Task objective: Calculate how many lines of the data hold "Western". The answer consists of that number only.

Task material:
----------

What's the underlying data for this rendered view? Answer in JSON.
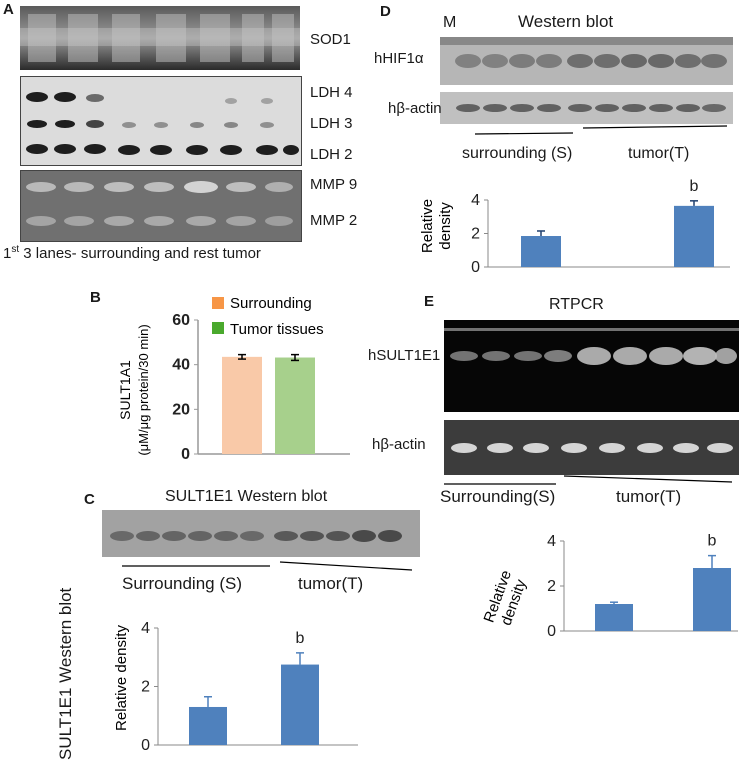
{
  "panelA": {
    "letter": "A",
    "sod1": "SOD1",
    "ldh_labels": [
      "LDH 4",
      "LDH 3",
      "LDH 2"
    ],
    "mmp_labels": [
      "MMP 9",
      "MMP 2"
    ],
    "caption_pre": "1",
    "caption_sup": "st",
    "caption_post": " 3 lanes- surrounding and rest tumor"
  },
  "panelB": {
    "letter": "B",
    "legend": [
      "Surrounding",
      "Tumor tissues"
    ],
    "ylabel_line1": "SULT1A1",
    "ylabel_line2": "(μM/μg protein/30 min)",
    "colors": {
      "surrounding": "#f9c9a8",
      "tumor": "#a7d08c",
      "legend_surrounding": "#f79646",
      "legend_tumor": "#4aa92d"
    }
  },
  "panelC": {
    "letter": "C",
    "title": "SULT1E1 Western blot",
    "group_s": "Surrounding (S)",
    "group_t": "tumor(T)",
    "side_label": "SULT1E1 Western blot",
    "ylabel": "Relative density",
    "sig": "b"
  },
  "panelD": {
    "letter": "D",
    "marker": "M",
    "title": "Western blot",
    "row1": "hHIF1α",
    "row2": "hβ-actin",
    "group_s": "surrounding (S)",
    "group_t": "tumor(T)",
    "ylabel_line1": "Relative",
    "ylabel_line2": "density",
    "sig": "b"
  },
  "panelE": {
    "letter": "E",
    "title": "RTPCR",
    "row1": "hSULT1E1",
    "row2": "hβ-actin",
    "group_s": "Surrounding(S)",
    "group_t": "tumor(T)",
    "ylabel_line1": "Relative",
    "ylabel_line2": "density",
    "sig": "b"
  },
  "bar_color": "#4f81bd",
  "chart_data": [
    {
      "id": "B",
      "type": "bar",
      "categories": [
        "Surrounding",
        "Tumor tissues"
      ],
      "values": [
        43.5,
        43.2
      ],
      "errors": [
        1.0,
        1.3
      ],
      "ylim": [
        0,
        60
      ],
      "yticks": [
        0,
        20,
        40,
        60
      ],
      "legend": "top-right"
    },
    {
      "id": "C",
      "type": "bar",
      "categories": [
        "S",
        "T"
      ],
      "values": [
        1.3,
        2.75
      ],
      "errors": [
        0.35,
        0.4
      ],
      "ylim": [
        0,
        4
      ],
      "yticks": [
        0,
        2,
        4
      ]
    },
    {
      "id": "D",
      "type": "bar",
      "categories": [
        "S",
        "T"
      ],
      "values": [
        1.85,
        3.65
      ],
      "errors": [
        0.3,
        0.3
      ],
      "ylim": [
        0,
        4
      ],
      "yticks": [
        0,
        2,
        4
      ]
    },
    {
      "id": "E",
      "type": "bar",
      "categories": [
        "S",
        "T"
      ],
      "values": [
        1.2,
        2.8
      ],
      "errors": [
        0.08,
        0.55
      ],
      "ylim": [
        0,
        4
      ],
      "yticks": [
        0,
        2,
        4
      ]
    }
  ]
}
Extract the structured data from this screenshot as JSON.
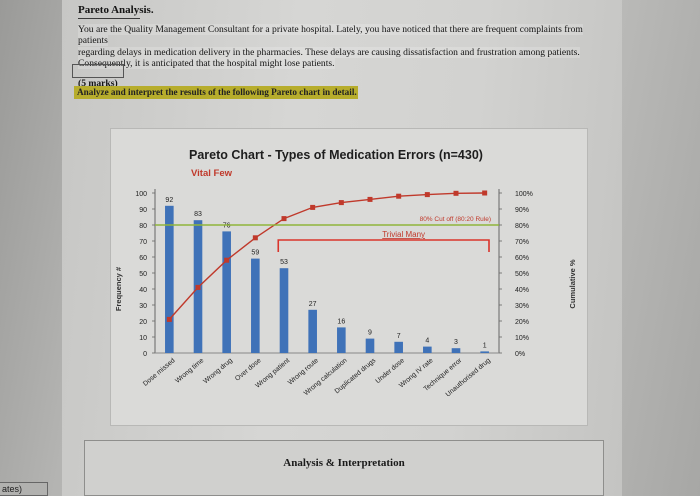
{
  "document": {
    "title": "Pareto Analysis.",
    "paragraph": [
      "You are the Quality Management Consultant for a private hospital. Lately, you have noticed that there are frequent complaints from patients",
      "regarding delays in medication delivery in the pharmacies. These delays are causing dissatisfaction and frustration among patients.",
      "Consequently, it is anticipated that the hospital might lose patients."
    ],
    "marks": "(5 marks)",
    "instruction": "Analyze and interpret the results of the following Pareto chart in detail.",
    "analysis_label": "Analysis & Interpretation",
    "side_fragment": "ates)"
  },
  "chart_data": {
    "type": "bar",
    "title": "Pareto Chart - Types of Medication Errors (n=430)",
    "subtitle": "Vital Few",
    "ylabel": "Frequency #",
    "y2label": "Cumulative %",
    "ylim": [
      0,
      100
    ],
    "y2lim": [
      0,
      100
    ],
    "yticks": [
      "100",
      "90",
      "80",
      "70",
      "60",
      "50",
      "40",
      "30",
      "20",
      "10",
      "0"
    ],
    "y2ticks": [
      "100%",
      "90%",
      "80%",
      "70%",
      "60%",
      "50%",
      "40%",
      "30%",
      "20%",
      "10%",
      "0%"
    ],
    "categories": [
      "Dose missed",
      "Wrong time",
      "Wrong drug",
      "Over dose",
      "Wrong patient",
      "Wrong route",
      "Wrong calculation",
      "Duplicated drugs",
      "Under dose",
      "Wrong IV rate",
      "Technique error",
      "Unauthorised drug"
    ],
    "values": [
      92,
      83,
      76,
      59,
      53,
      27,
      16,
      9,
      7,
      4,
      3,
      1
    ],
    "cumulative_percent": [
      21,
      41,
      58,
      72,
      84,
      91,
      94,
      96,
      98,
      99,
      99.8,
      100
    ],
    "threshold_percent": 80,
    "threshold_label": "80% Cut off (80:20 Rule)",
    "trivial_many_label": "Trivial Many",
    "colors": {
      "bar": "#3f72b8",
      "line": "#c0392b",
      "threshold": "#8fb43a",
      "bracket": "#d9342b"
    }
  }
}
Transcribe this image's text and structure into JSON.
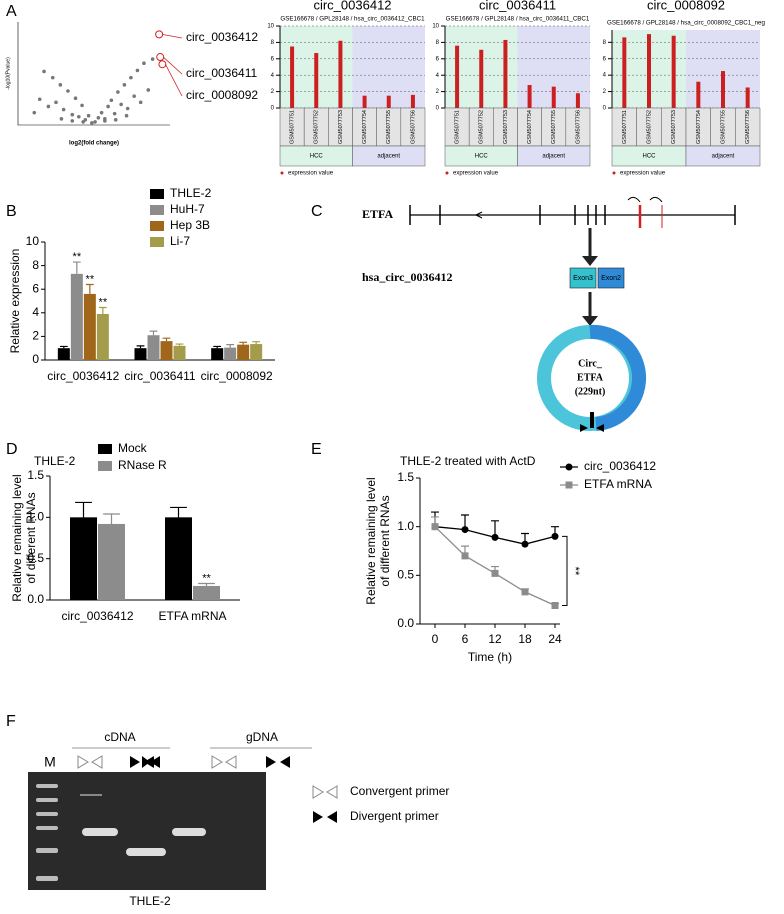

----------

Task output: 3